» Material for this task:

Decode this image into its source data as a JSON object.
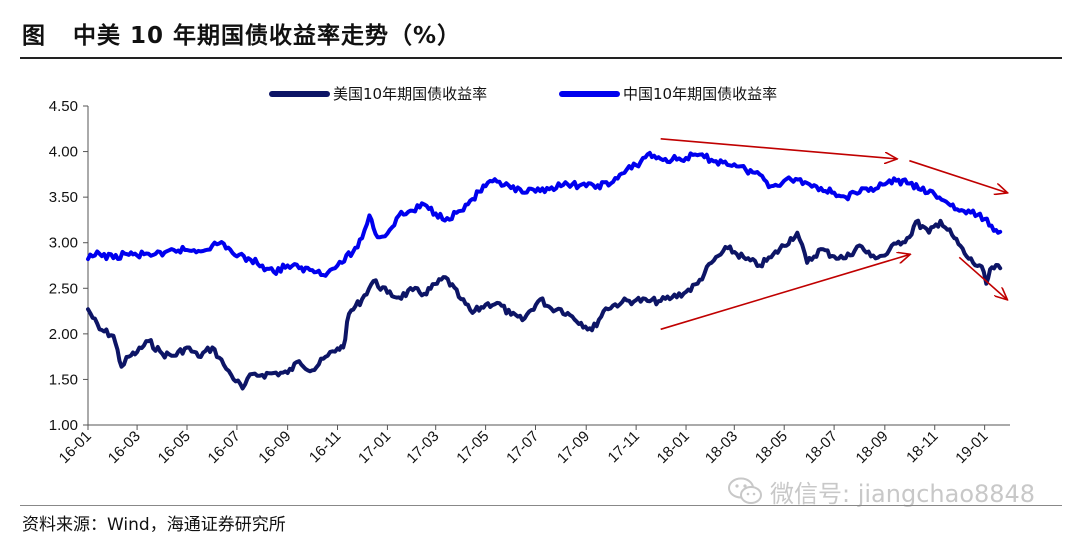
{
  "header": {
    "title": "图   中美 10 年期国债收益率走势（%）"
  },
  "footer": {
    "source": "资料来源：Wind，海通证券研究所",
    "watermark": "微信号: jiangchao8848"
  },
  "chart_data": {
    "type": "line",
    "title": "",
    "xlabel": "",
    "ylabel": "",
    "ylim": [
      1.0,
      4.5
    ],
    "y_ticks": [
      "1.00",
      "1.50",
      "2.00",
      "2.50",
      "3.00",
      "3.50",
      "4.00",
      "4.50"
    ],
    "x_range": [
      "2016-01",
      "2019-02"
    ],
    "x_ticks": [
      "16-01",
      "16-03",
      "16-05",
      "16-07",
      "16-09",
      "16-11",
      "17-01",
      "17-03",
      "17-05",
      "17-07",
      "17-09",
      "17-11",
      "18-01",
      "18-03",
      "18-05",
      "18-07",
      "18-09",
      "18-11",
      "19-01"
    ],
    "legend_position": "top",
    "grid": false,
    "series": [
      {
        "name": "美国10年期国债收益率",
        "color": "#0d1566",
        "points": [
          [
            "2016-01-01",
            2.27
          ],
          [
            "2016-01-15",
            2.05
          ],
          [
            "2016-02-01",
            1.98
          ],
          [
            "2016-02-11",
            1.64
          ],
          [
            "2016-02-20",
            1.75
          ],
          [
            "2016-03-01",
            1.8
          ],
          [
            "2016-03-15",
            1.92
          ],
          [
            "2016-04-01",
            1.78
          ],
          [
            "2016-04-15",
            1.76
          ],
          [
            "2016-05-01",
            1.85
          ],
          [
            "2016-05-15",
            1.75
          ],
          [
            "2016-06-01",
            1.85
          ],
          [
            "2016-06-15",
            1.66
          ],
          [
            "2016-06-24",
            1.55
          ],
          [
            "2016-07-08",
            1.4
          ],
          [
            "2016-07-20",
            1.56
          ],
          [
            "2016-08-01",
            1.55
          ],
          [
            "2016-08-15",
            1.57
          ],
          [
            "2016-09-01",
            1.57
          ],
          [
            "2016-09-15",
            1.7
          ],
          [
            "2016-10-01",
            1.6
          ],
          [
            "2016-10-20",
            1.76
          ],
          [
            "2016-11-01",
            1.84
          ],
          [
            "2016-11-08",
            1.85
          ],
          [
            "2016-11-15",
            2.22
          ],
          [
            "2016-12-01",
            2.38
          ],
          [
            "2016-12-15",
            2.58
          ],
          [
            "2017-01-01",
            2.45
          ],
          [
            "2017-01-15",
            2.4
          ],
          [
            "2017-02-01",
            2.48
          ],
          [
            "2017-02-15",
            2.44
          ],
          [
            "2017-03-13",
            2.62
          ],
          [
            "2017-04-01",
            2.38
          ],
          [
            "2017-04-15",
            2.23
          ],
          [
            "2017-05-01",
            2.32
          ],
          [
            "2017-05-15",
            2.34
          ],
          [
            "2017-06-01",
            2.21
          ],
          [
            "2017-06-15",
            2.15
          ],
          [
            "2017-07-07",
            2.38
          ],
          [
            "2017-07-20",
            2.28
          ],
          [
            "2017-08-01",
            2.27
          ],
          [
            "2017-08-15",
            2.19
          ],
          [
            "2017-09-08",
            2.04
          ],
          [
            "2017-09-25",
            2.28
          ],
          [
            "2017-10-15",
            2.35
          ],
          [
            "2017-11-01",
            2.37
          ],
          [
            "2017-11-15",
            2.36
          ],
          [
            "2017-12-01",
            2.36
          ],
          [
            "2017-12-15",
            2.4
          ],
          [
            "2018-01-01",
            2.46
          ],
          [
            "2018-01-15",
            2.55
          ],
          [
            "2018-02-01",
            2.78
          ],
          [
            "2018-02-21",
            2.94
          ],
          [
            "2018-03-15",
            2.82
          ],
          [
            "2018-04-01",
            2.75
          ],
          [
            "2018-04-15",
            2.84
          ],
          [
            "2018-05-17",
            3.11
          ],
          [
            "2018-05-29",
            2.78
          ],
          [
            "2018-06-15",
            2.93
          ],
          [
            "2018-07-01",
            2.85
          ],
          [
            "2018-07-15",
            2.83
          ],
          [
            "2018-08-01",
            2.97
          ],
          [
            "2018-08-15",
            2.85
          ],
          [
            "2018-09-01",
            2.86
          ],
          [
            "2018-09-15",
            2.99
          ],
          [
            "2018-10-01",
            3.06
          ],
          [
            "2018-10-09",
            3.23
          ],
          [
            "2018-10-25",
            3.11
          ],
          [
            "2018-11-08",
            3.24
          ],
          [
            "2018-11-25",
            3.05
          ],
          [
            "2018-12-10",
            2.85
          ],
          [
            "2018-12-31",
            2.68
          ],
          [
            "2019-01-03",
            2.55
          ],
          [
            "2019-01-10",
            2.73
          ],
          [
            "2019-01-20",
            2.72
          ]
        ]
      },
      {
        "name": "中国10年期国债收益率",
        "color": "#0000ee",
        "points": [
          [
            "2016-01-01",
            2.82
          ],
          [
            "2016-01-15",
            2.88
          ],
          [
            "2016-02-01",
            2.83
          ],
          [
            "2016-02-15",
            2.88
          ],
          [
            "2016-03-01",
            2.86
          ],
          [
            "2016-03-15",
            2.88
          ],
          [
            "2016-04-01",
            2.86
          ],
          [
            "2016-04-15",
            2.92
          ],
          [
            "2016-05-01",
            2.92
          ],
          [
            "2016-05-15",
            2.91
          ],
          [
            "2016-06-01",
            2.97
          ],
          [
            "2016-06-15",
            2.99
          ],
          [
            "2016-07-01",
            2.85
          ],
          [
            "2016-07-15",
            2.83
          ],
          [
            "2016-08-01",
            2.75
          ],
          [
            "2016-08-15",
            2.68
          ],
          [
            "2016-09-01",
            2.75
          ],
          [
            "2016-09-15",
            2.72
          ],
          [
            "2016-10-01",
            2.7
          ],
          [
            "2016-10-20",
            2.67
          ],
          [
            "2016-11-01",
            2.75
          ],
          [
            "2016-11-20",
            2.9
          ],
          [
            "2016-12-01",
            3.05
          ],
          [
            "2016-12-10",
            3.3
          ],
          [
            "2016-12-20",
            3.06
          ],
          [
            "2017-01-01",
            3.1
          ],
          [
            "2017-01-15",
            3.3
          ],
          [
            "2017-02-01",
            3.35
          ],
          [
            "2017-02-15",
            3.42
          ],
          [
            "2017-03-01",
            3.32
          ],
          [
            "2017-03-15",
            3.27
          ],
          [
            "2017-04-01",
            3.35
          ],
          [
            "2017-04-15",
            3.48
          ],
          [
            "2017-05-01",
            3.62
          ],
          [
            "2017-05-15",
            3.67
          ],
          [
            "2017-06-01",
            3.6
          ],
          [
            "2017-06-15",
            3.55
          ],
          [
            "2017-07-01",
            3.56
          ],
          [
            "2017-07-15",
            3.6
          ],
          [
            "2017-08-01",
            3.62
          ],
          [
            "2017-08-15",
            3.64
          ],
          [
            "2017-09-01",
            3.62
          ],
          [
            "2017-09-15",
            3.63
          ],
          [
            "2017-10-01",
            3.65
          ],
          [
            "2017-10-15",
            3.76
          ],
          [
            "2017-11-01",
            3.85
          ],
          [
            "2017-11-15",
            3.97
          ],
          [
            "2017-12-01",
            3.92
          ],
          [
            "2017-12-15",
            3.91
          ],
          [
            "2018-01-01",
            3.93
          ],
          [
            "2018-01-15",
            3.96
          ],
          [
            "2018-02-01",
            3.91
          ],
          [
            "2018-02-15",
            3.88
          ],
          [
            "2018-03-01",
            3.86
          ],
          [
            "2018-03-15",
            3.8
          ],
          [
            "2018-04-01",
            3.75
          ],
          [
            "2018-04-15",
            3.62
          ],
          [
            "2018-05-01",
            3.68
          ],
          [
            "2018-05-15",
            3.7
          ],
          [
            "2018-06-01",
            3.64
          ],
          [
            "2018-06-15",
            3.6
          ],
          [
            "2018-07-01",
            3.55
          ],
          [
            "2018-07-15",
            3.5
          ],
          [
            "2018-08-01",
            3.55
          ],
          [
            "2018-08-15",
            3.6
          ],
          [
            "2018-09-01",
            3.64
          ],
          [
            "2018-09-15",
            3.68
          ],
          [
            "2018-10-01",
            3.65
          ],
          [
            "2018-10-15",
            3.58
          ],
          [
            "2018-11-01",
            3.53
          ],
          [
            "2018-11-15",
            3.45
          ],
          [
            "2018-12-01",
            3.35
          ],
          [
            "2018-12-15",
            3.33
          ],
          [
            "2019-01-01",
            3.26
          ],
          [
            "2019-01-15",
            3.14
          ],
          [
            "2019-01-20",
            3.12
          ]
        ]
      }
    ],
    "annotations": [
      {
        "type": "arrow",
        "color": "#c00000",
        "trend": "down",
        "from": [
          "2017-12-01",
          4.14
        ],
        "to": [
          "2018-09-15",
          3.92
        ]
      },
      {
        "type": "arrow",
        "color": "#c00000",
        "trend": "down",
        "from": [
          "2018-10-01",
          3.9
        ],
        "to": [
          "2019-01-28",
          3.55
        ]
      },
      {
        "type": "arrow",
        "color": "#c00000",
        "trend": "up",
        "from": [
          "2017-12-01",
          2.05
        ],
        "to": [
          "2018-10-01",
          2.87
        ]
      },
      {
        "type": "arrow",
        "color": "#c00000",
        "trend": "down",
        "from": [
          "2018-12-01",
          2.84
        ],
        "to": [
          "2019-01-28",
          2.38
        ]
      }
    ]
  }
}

==

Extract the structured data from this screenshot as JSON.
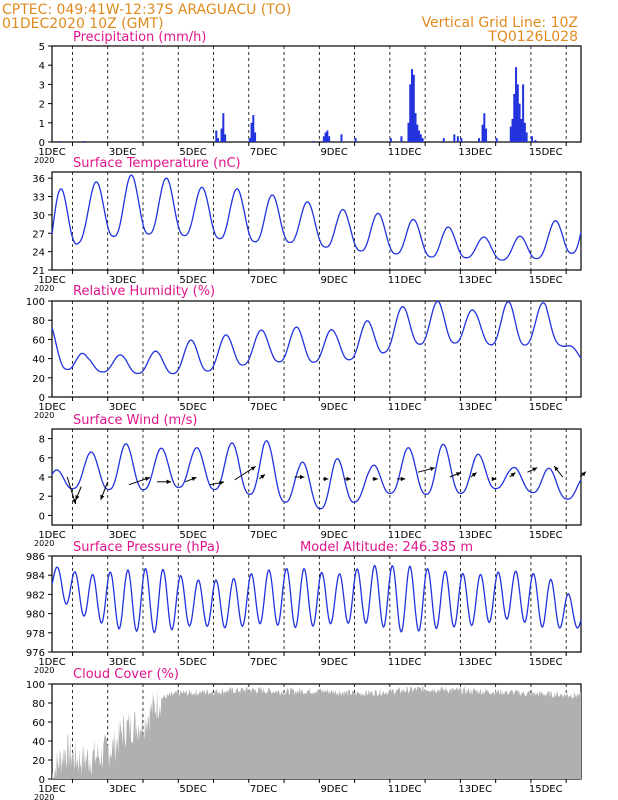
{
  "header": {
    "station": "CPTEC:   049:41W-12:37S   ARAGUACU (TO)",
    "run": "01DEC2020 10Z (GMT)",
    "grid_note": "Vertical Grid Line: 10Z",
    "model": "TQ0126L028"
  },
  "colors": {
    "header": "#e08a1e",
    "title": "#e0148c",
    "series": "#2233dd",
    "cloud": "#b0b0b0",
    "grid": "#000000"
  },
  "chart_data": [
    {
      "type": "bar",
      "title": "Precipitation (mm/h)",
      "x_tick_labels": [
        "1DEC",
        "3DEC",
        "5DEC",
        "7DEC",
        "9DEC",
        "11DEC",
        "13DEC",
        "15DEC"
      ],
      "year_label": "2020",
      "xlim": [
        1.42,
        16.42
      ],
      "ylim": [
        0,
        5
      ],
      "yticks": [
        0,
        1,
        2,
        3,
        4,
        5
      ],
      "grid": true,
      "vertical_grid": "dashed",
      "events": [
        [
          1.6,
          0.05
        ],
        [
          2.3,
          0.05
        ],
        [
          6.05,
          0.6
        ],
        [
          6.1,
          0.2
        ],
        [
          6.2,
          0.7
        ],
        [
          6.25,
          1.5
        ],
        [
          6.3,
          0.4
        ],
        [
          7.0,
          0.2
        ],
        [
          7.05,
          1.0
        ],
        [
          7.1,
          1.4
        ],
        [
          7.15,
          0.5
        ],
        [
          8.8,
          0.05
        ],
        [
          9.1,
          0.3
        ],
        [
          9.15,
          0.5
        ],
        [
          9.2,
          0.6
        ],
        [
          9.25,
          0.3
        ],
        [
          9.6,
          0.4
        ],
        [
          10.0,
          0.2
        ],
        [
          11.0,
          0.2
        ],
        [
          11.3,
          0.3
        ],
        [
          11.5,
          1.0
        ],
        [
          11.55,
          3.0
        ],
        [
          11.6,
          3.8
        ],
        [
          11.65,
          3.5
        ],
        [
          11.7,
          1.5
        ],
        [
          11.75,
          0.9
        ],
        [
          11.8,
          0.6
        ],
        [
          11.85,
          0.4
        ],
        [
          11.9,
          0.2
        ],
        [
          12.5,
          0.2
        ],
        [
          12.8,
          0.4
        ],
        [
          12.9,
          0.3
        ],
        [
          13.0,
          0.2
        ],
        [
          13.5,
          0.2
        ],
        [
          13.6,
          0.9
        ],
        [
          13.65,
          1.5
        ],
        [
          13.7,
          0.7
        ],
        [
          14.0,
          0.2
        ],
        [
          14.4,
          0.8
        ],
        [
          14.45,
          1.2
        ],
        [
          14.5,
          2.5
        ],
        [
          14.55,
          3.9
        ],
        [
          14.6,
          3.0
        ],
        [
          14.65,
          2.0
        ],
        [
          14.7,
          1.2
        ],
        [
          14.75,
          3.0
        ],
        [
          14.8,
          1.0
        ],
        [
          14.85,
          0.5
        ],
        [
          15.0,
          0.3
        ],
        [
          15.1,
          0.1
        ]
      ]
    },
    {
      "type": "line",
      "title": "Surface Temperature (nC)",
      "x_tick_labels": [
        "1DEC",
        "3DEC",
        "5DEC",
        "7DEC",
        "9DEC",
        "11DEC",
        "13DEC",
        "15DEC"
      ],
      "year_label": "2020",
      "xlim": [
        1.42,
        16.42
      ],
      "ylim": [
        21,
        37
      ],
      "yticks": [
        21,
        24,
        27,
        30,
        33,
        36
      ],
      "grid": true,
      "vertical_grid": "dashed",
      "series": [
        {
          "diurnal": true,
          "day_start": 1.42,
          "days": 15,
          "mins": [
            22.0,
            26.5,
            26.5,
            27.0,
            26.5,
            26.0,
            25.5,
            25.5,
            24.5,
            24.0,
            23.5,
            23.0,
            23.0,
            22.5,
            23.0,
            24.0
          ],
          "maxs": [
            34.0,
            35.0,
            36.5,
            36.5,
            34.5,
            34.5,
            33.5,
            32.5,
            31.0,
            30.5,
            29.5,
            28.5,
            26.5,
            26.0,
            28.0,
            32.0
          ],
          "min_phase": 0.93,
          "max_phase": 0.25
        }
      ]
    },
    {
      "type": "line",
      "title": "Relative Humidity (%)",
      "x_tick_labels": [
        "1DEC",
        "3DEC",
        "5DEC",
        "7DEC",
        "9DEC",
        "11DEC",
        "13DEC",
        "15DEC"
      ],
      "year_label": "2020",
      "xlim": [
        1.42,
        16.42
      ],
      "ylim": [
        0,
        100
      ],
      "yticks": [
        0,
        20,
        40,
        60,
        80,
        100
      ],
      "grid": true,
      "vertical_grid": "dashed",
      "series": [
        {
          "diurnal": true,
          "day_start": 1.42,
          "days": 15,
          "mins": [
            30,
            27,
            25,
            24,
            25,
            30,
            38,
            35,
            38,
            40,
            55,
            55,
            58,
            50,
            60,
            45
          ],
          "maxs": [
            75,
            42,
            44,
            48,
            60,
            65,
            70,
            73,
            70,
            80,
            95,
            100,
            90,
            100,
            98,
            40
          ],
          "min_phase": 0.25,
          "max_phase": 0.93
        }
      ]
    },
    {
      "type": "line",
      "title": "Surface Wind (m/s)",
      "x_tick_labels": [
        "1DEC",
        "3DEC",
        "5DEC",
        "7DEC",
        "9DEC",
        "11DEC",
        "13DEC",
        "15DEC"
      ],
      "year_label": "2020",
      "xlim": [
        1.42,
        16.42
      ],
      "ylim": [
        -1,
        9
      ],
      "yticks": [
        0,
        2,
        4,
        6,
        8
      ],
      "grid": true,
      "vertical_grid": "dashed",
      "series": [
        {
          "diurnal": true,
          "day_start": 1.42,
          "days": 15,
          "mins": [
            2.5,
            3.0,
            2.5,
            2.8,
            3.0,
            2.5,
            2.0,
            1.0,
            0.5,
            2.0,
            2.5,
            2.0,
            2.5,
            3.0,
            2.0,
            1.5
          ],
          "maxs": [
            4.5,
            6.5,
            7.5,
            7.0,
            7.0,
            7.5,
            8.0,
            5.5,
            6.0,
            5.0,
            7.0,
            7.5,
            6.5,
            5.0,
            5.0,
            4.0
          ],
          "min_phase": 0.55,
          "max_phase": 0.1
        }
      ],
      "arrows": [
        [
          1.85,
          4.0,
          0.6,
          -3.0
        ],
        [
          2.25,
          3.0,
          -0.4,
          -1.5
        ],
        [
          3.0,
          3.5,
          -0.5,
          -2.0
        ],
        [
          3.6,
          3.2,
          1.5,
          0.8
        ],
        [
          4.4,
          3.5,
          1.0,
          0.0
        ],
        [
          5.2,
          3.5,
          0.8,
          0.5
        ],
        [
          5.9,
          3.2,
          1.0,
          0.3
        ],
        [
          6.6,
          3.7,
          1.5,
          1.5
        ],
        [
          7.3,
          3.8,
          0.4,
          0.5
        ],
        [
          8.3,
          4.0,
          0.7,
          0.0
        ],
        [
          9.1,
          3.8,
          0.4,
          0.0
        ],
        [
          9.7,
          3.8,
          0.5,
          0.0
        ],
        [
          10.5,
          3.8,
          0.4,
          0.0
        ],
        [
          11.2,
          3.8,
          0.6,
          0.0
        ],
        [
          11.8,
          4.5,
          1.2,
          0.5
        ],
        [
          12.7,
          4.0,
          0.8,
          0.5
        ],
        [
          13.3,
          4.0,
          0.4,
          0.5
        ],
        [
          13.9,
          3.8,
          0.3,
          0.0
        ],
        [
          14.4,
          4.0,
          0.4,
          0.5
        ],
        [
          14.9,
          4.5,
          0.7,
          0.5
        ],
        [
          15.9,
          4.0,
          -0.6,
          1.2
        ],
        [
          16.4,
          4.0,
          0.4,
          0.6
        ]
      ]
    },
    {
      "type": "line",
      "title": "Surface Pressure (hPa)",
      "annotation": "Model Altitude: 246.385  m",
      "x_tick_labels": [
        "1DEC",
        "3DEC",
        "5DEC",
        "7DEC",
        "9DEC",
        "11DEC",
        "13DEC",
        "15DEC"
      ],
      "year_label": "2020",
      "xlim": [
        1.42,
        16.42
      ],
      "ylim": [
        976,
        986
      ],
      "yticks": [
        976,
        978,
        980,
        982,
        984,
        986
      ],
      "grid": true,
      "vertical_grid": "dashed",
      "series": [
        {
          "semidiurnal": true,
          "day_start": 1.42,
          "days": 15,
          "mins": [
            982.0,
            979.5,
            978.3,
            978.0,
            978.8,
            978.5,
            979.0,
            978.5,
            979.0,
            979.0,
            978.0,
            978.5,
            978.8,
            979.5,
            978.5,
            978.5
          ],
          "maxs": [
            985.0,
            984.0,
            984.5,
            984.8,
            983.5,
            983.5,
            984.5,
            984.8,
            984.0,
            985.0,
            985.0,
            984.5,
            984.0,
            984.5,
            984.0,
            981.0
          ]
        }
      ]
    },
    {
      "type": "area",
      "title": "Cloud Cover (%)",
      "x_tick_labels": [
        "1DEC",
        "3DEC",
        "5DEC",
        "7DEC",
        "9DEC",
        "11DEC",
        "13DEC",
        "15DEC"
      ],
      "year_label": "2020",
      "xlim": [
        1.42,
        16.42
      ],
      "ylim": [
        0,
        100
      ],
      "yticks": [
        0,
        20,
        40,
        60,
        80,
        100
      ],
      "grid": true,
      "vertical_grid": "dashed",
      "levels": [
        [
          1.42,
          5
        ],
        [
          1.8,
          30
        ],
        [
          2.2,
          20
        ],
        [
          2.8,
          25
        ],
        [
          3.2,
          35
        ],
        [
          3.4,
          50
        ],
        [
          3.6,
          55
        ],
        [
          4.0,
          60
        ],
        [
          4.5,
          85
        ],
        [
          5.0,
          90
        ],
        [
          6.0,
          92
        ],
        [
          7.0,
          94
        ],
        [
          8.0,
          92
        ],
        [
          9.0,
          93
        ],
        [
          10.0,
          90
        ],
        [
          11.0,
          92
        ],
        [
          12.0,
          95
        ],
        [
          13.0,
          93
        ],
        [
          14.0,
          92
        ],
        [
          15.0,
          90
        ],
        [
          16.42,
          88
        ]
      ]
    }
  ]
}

--

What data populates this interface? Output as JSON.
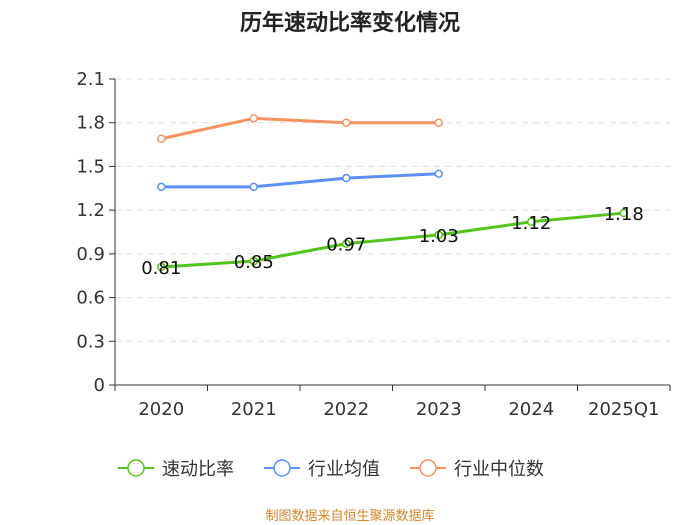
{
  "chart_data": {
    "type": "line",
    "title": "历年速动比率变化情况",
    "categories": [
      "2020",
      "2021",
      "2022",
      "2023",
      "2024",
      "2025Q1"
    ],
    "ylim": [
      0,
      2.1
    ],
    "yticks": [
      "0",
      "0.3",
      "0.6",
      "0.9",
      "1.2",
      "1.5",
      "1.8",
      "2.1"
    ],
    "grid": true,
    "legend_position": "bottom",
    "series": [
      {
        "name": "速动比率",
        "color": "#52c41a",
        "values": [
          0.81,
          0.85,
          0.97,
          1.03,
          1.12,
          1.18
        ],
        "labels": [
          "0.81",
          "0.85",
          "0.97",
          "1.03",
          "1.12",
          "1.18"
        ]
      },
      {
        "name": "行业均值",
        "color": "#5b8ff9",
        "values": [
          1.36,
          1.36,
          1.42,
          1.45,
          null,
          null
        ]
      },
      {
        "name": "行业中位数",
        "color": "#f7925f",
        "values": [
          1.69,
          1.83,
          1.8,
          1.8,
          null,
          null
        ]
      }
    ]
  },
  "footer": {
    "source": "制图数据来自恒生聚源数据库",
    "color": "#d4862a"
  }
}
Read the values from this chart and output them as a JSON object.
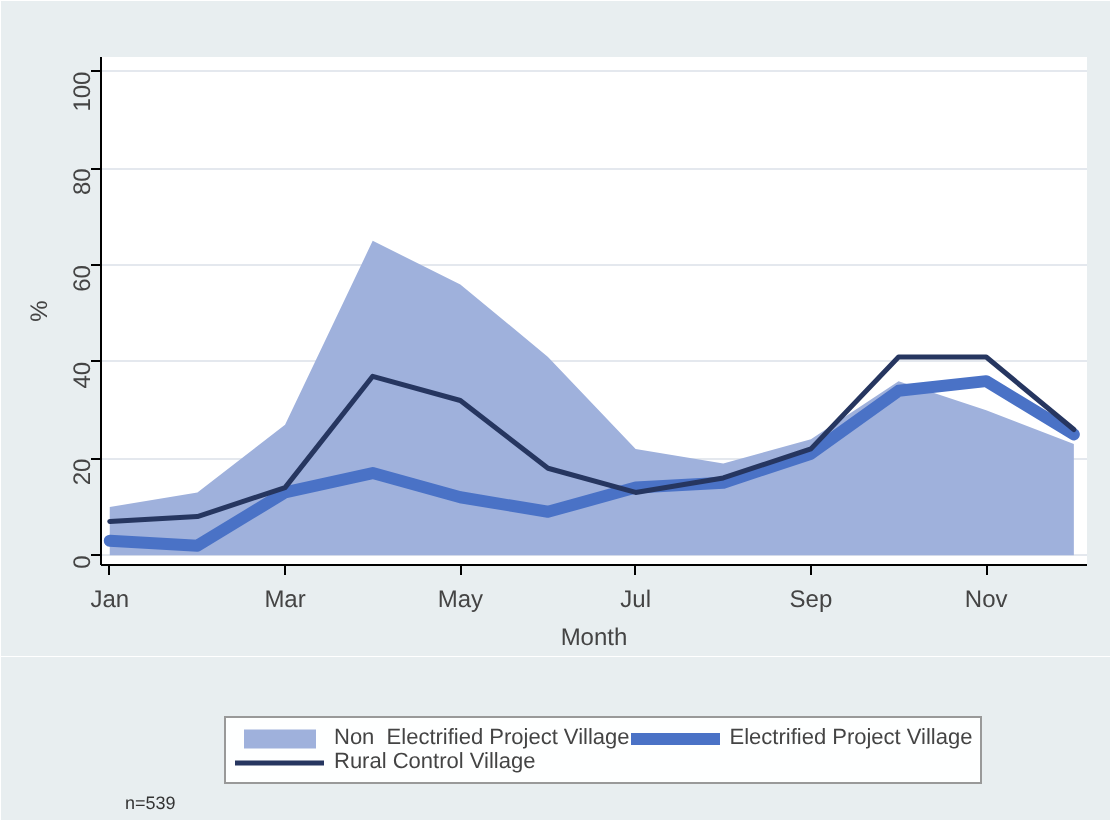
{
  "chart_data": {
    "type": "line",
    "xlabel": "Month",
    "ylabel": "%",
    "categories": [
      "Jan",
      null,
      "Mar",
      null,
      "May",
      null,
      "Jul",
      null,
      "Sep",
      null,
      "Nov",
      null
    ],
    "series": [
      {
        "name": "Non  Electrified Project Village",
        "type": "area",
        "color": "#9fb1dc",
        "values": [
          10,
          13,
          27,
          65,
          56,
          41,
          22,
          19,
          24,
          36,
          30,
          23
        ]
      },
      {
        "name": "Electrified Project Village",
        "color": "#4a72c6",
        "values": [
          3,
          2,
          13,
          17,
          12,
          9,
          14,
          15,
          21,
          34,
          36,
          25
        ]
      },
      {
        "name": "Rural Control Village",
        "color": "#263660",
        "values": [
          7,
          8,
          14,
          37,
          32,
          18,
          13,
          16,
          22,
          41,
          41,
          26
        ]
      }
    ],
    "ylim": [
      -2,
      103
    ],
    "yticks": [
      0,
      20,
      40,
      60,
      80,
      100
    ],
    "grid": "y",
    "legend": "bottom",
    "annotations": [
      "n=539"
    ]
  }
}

» Stated task: Using the listing above, pull out all lines that hold the word "bottom".

» Exercise answer:
    "legend_position": "bottom",
    "legend": "bottom",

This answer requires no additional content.